▸ **DIRECTIONS**: Report every line from the material that contains the word "title".

* * * * * * *

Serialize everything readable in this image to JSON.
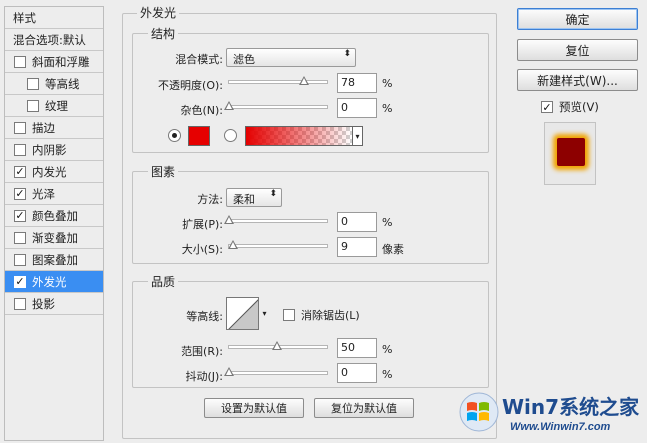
{
  "left_panel": {
    "header": "样式",
    "blending_options": "混合选项:默认",
    "items": [
      {
        "label": "斜面和浮雕",
        "checked": false
      },
      {
        "label": "等高线",
        "checked": false
      },
      {
        "label": "纹理",
        "checked": false
      },
      {
        "label": "描边",
        "checked": false
      },
      {
        "label": "内阴影",
        "checked": false
      },
      {
        "label": "内发光",
        "checked": true
      },
      {
        "label": "光泽",
        "checked": true
      },
      {
        "label": "颜色叠加",
        "checked": true
      },
      {
        "label": "渐变叠加",
        "checked": false
      },
      {
        "label": "图案叠加",
        "checked": false
      },
      {
        "label": "外发光",
        "checked": true,
        "selected": true
      },
      {
        "label": "投影",
        "checked": false
      }
    ],
    "check_mark": "✓"
  },
  "outer_glow": {
    "title": "外发光",
    "structure": {
      "title": "结构",
      "blend_mode_label": "混合模式:",
      "blend_mode_value": "滤色",
      "opacity_label": "不透明度(O):",
      "opacity_value": "78",
      "opacity_level": 78,
      "noise_label": "杂色(N):",
      "noise_value": "0",
      "noise_level": 0,
      "percent": "%",
      "color_solid": "#e60000"
    },
    "elements": {
      "title": "图素",
      "method_label": "方法:",
      "method_value": "柔和",
      "spread_label": "扩展(P):",
      "spread_value": "0",
      "spread_level": 0,
      "size_label": "大小(S):",
      "size_value": "9",
      "size_level": 4,
      "percent": "%",
      "size_unit": "像素"
    },
    "quality": {
      "title": "品质",
      "contour_label": "等高线:",
      "antialias_label": "消除锯齿(L)",
      "range_label": "范围(R):",
      "range_value": "50",
      "range_level": 50,
      "jitter_label": "抖动(J):",
      "jitter_value": "0",
      "jitter_level": 0,
      "percent": "%"
    },
    "set_default": "设置为默认值",
    "reset_default": "复位为默认值"
  },
  "right_panel": {
    "ok": "确定",
    "reset": "复位",
    "new_style": "新建样式(W)...",
    "preview_label": "预览(V)",
    "preview_checked": true
  },
  "watermark": {
    "title": "Win7系统之家",
    "url": "Www.Winwin7.com"
  },
  "arrows": {
    "updown": "⬍",
    "down": "▾"
  },
  "colors": {
    "selection": "#3a8ef2",
    "glow_inner": "#8d0000",
    "glow_outer": "#f1a400"
  }
}
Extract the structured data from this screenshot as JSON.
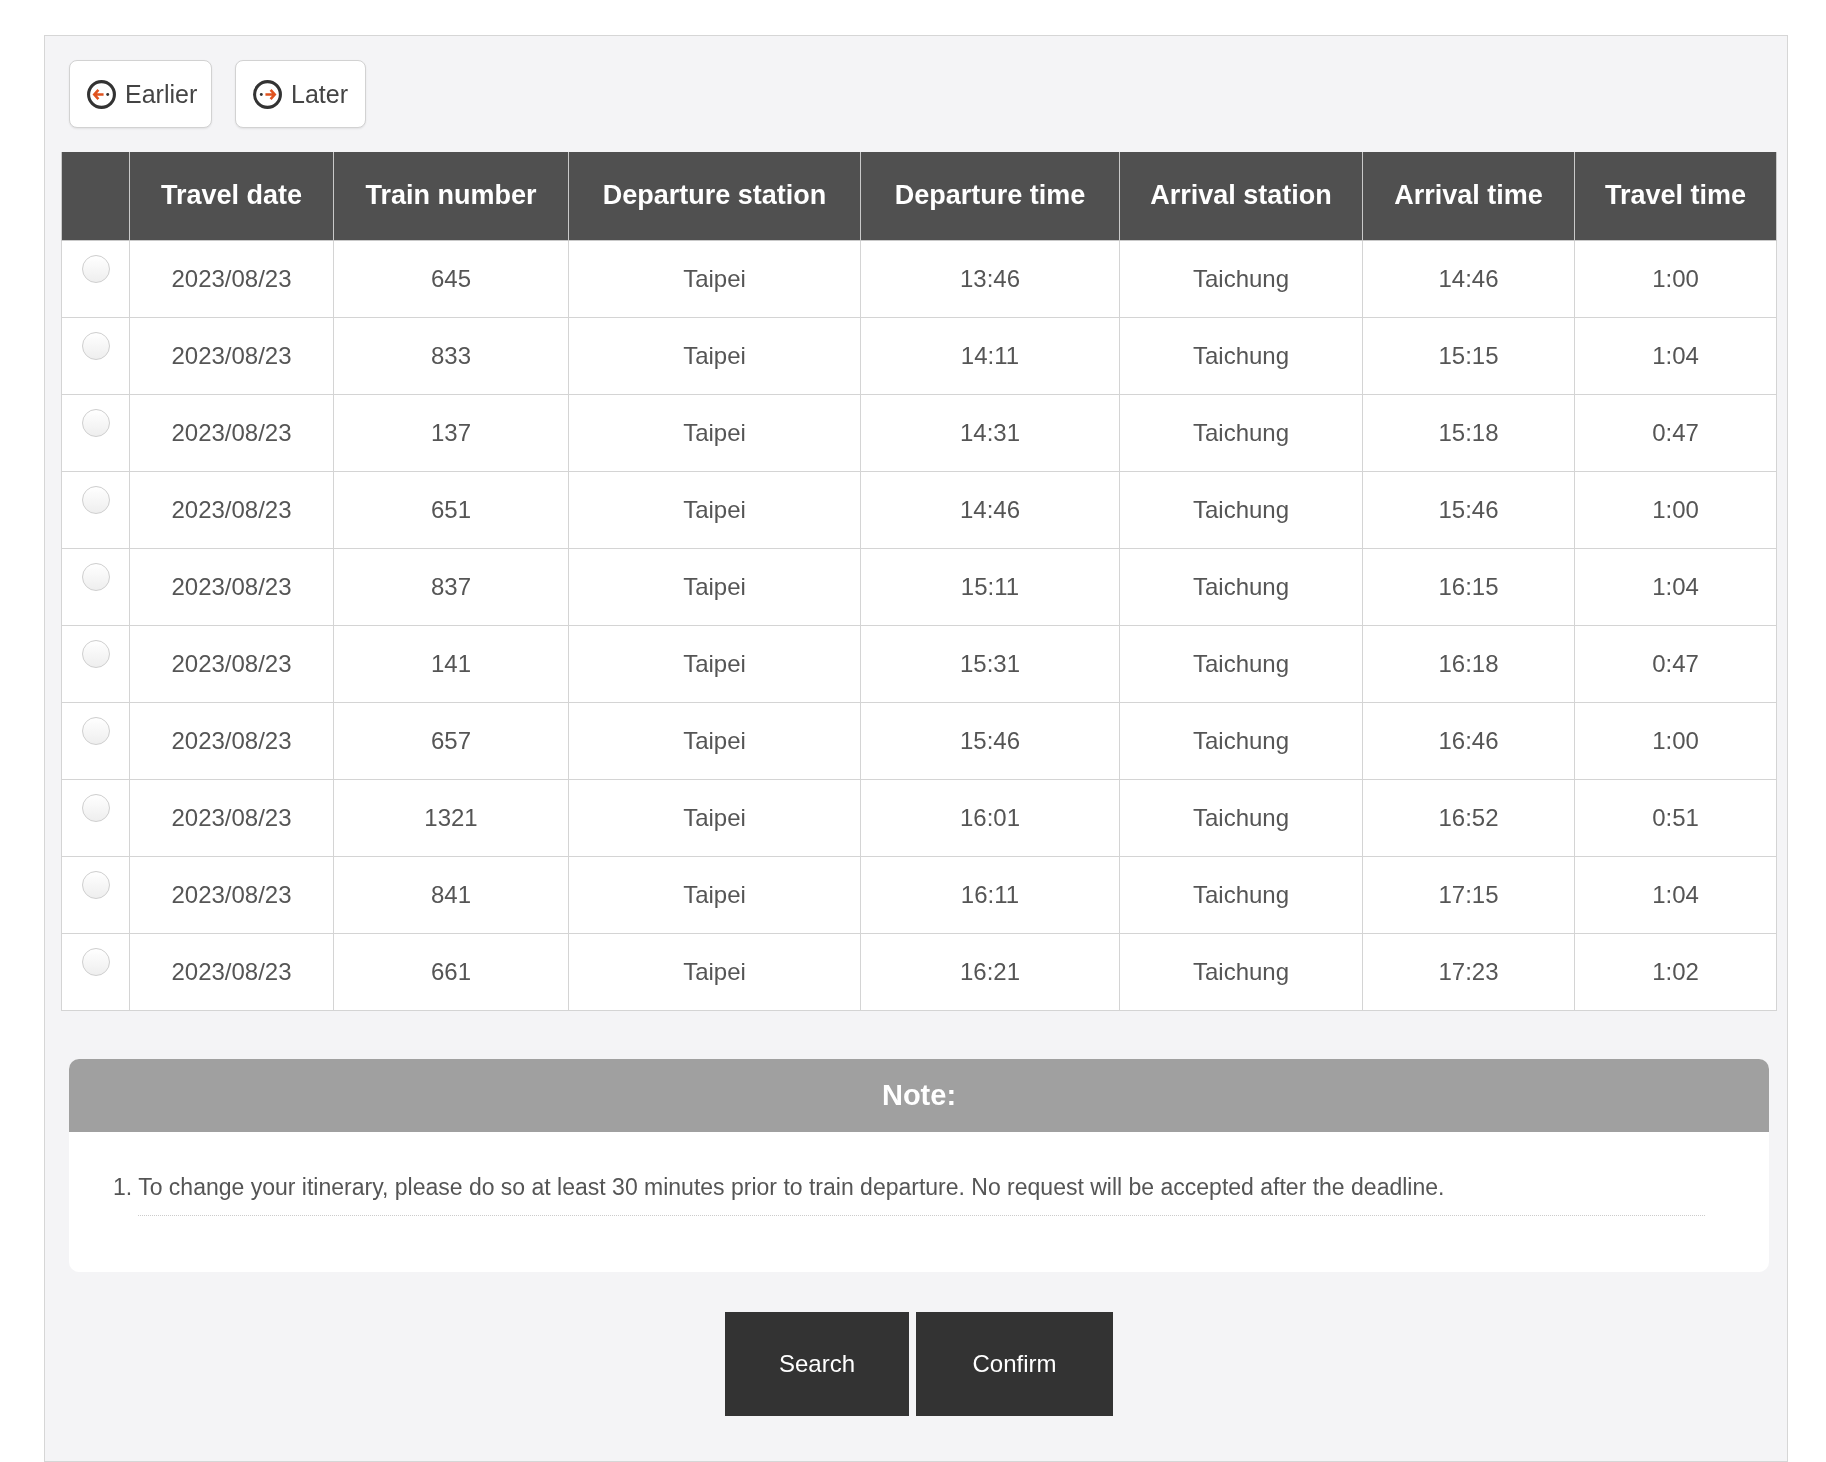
{
  "nav_buttons": [
    {
      "kind": "earlier",
      "label": "Earlier"
    },
    {
      "kind": "later",
      "label": "Later"
    }
  ],
  "table": {
    "columns": [
      "Travel date",
      "Train number",
      "Departure station",
      "Departure time",
      "Arrival station",
      "Arrival time",
      "Travel time"
    ],
    "rows": [
      {
        "selected": false,
        "cells": [
          "2023/08/23",
          "645",
          "Taipei",
          "13:46",
          "Taichung",
          "14:46",
          "1:00"
        ]
      },
      {
        "selected": false,
        "cells": [
          "2023/08/23",
          "833",
          "Taipei",
          "14:11",
          "Taichung",
          "15:15",
          "1:04"
        ]
      },
      {
        "selected": false,
        "cells": [
          "2023/08/23",
          "137",
          "Taipei",
          "14:31",
          "Taichung",
          "15:18",
          "0:47"
        ]
      },
      {
        "selected": false,
        "cells": [
          "2023/08/23",
          "651",
          "Taipei",
          "14:46",
          "Taichung",
          "15:46",
          "1:00"
        ]
      },
      {
        "selected": false,
        "cells": [
          "2023/08/23",
          "837",
          "Taipei",
          "15:11",
          "Taichung",
          "16:15",
          "1:04"
        ]
      },
      {
        "selected": false,
        "cells": [
          "2023/08/23",
          "141",
          "Taipei",
          "15:31",
          "Taichung",
          "16:18",
          "0:47"
        ]
      },
      {
        "selected": false,
        "cells": [
          "2023/08/23",
          "657",
          "Taipei",
          "15:46",
          "Taichung",
          "16:46",
          "1:00"
        ]
      },
      {
        "selected": false,
        "cells": [
          "2023/08/23",
          "1321",
          "Taipei",
          "16:01",
          "Taichung",
          "16:52",
          "0:51"
        ]
      },
      {
        "selected": false,
        "cells": [
          "2023/08/23",
          "841",
          "Taipei",
          "16:11",
          "Taichung",
          "17:15",
          "1:04"
        ]
      },
      {
        "selected": false,
        "cells": [
          "2023/08/23",
          "661",
          "Taipei",
          "16:21",
          "Taichung",
          "17:23",
          "1:02"
        ]
      }
    ]
  },
  "note": {
    "title": "Note:",
    "items": [
      {
        "number": "1.",
        "text": "To change your itinerary, please do so at least 30 minutes prior to train departure. No request will be accepted after the deadline."
      }
    ]
  },
  "actions": [
    "Search",
    "Confirm"
  ]
}
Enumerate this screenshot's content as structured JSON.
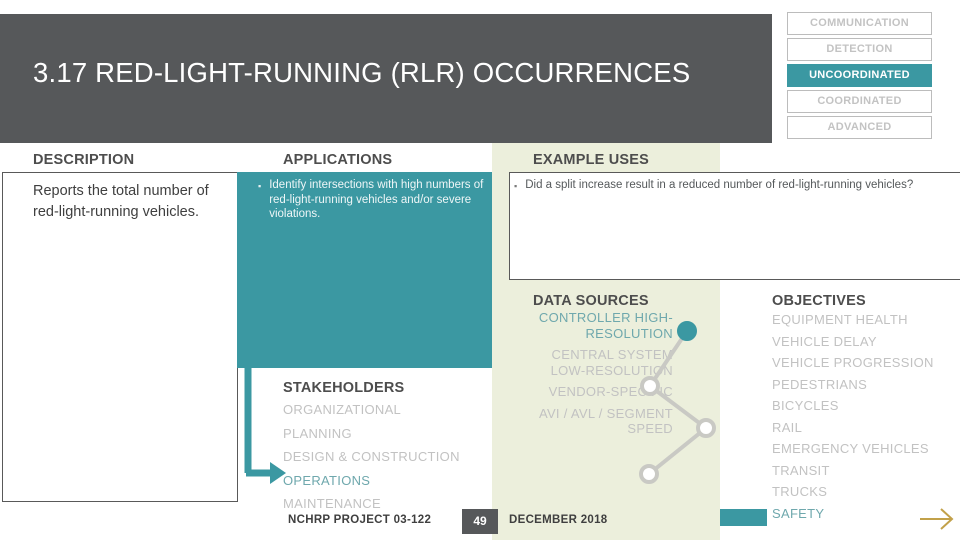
{
  "header": {
    "title": "3.17 RED-LIGHT-RUNNING (RLR) OCCURRENCES",
    "band_color": "#56585A"
  },
  "phase_badges": {
    "active_color": "#3B98A2",
    "inactive_color": "#C3C3C3",
    "items": [
      {
        "label": "COMMUNICATION",
        "active": false
      },
      {
        "label": "DETECTION",
        "active": false
      },
      {
        "label": "UNCOORDINATED",
        "active": true
      },
      {
        "label": "COORDINATED",
        "active": false
      },
      {
        "label": "ADVANCED",
        "active": false
      }
    ]
  },
  "description": {
    "heading": "DESCRIPTION",
    "body": "Reports the total number of red-light-running vehicles."
  },
  "applications": {
    "heading": "APPLICATIONS",
    "panel_color": "#3B98A2",
    "bullets": [
      "Identify intersections with high numbers of red-light-running vehicles and/or severe violations."
    ]
  },
  "example_uses": {
    "heading": "EXAMPLE USES",
    "bullets": [
      "Did a split increase result in a reduced number of red-light-running vehicles?"
    ]
  },
  "data_sources": {
    "heading": "DATA SOURCES",
    "items": [
      {
        "label": "CONTROLLER HIGH-RESOLUTION",
        "active": true
      },
      {
        "label": "CENTRAL SYSTEM LOW-RESOLUTION",
        "active": false
      },
      {
        "label": "VENDOR-SPECIFIC",
        "active": false
      },
      {
        "label": "AVI / AVL / SEGMENT SPEED",
        "active": false
      }
    ]
  },
  "objectives": {
    "heading": "OBJECTIVES",
    "items": [
      {
        "label": "EQUIPMENT HEALTH",
        "active": false
      },
      {
        "label": "VEHICLE DELAY",
        "active": false
      },
      {
        "label": "VEHICLE PROGRESSION",
        "active": false
      },
      {
        "label": "PEDESTRIANS",
        "active": false
      },
      {
        "label": "BICYCLES",
        "active": false
      },
      {
        "label": "RAIL",
        "active": false
      },
      {
        "label": "EMERGENCY VEHICLES",
        "active": false
      },
      {
        "label": "TRANSIT",
        "active": false
      },
      {
        "label": "TRUCKS",
        "active": false
      },
      {
        "label": "SAFETY",
        "active": true
      }
    ]
  },
  "stakeholders": {
    "heading": "STAKEHOLDERS",
    "items": [
      {
        "label": "ORGANIZATIONAL",
        "active": false
      },
      {
        "label": "PLANNING",
        "active": false
      },
      {
        "label": "DESIGN & CONSTRUCTION",
        "active": false
      },
      {
        "label": "OPERATIONS",
        "active": true
      },
      {
        "label": "MAINTENANCE",
        "active": false
      }
    ]
  },
  "footer": {
    "project": "NCHRP PROJECT 03-122",
    "page_number": "49",
    "date": "DECEMBER 2018"
  },
  "icons": {
    "bullet": "▪",
    "next_arrow": "next-arrow-icon"
  }
}
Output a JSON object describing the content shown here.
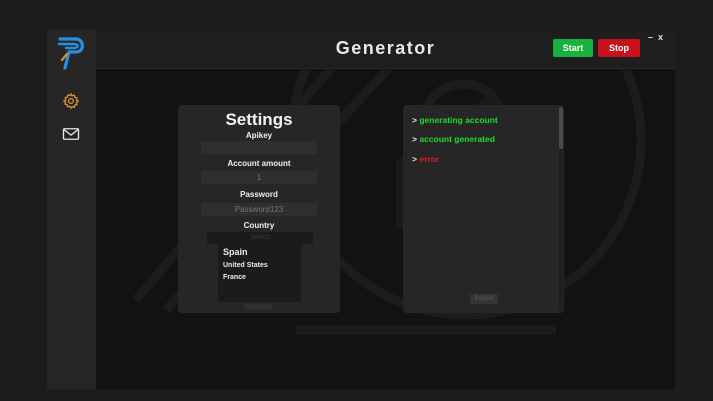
{
  "app": {
    "title": "Generator",
    "start_label": "Start",
    "stop_label": "Stop",
    "minimize_label": "–",
    "close_label": "x"
  },
  "sidebar": {
    "items": [
      {
        "icon": "gear-icon",
        "active": true
      },
      {
        "icon": "mail-icon",
        "active": false
      }
    ]
  },
  "settings": {
    "title": "Settings",
    "apikey_label": "Apikey",
    "apikey_value": "",
    "account_amount_label": "Account amount",
    "account_amount_placeholder": "1",
    "password_label": "Password",
    "password_placeholder": "Password123",
    "country_label": "Country",
    "country_select_label": "Select",
    "country_options": [
      "Spain",
      "United States",
      "France"
    ]
  },
  "console": {
    "logs": [
      {
        "prefix": ">",
        "text": "generating account",
        "status": "success"
      },
      {
        "prefix": ">",
        "text": "account generated",
        "status": "success"
      },
      {
        "prefix": ">",
        "text": "error",
        "status": "error"
      }
    ],
    "export_label": "Export"
  },
  "colors": {
    "start": "#18b33e",
    "stop": "#c8111a",
    "success": "#1fdc2b",
    "error": "#e01a1a",
    "accent": "#d4922a",
    "logo_blue": "#2a8fe0"
  }
}
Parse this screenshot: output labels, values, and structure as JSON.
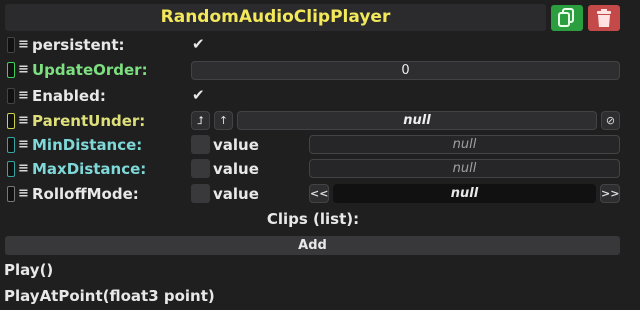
{
  "header": {
    "title": "RandomAudioClipPlayer",
    "copy_icon": "copy-icon",
    "delete_icon": "trash-icon",
    "colors": {
      "title": "#f2e85a",
      "copy": "#2b9f3f",
      "delete": "#c44a4a"
    }
  },
  "properties": [
    {
      "label": "persistent:",
      "checked": true
    },
    {
      "label": "UpdateOrder:",
      "value": "0"
    },
    {
      "label": "Enabled:",
      "checked": true
    },
    {
      "label": "ParentUnder:",
      "value": "null",
      "btn_a": "⮥",
      "btn_b": "↑",
      "clear": "⊘"
    },
    {
      "label": "MinDistance:",
      "toggle_label": "value",
      "value": "null"
    },
    {
      "label": "MaxDistance:",
      "toggle_label": "value",
      "value": "null"
    },
    {
      "label": "RolloffMode:",
      "toggle_label": "value",
      "value": "null",
      "prev": "<<",
      "next": ">>"
    }
  ],
  "clips": {
    "title": "Clips (list):",
    "add_label": "Add"
  },
  "methods": [
    "Play()",
    "PlayAtPoint(float3 point)"
  ]
}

* * * * * * *

▸ **RESPONSE BELOW**:
    "title": "外发光",
      "title": "结构",
      "title": "图素",
      "title": "品质",
    "title": "Win7系统之家",
    "title": "Note:",
    "title": "3.17 RED-LIGHT-RUNNING (RLR) OCCURRENCES",
    "title": "Generator",
    "title": "Settings",
    "title": "RandomAudioClipPlayer",
      "title": "#f2e85a",
    "title": "Clips (list):",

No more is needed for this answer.